--- start Information supplied ---

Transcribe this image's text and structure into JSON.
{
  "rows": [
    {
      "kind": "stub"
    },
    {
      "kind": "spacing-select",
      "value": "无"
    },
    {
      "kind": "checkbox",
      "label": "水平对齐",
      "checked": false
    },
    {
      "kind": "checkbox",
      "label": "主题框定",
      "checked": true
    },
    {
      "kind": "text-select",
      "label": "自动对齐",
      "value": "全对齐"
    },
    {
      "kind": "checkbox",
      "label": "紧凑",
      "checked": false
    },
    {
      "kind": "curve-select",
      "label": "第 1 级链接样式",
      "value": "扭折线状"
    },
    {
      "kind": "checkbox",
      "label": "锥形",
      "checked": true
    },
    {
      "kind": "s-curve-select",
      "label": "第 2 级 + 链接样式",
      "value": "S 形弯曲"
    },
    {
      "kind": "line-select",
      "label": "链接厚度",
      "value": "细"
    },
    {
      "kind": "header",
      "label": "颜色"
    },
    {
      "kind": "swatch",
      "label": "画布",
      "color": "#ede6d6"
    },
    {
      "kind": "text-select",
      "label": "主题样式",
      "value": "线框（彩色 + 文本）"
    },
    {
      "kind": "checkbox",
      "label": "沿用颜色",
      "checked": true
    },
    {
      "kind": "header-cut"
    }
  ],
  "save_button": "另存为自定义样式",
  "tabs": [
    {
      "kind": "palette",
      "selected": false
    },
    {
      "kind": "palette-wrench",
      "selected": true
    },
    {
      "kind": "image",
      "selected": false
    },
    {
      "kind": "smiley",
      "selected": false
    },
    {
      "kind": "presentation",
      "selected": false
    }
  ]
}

--- end Information supplied ---

Using the records above, copy each line that contains "image".

• [Reply]:
Transcribe this image's text and structure into JSON.
      "kind": "image",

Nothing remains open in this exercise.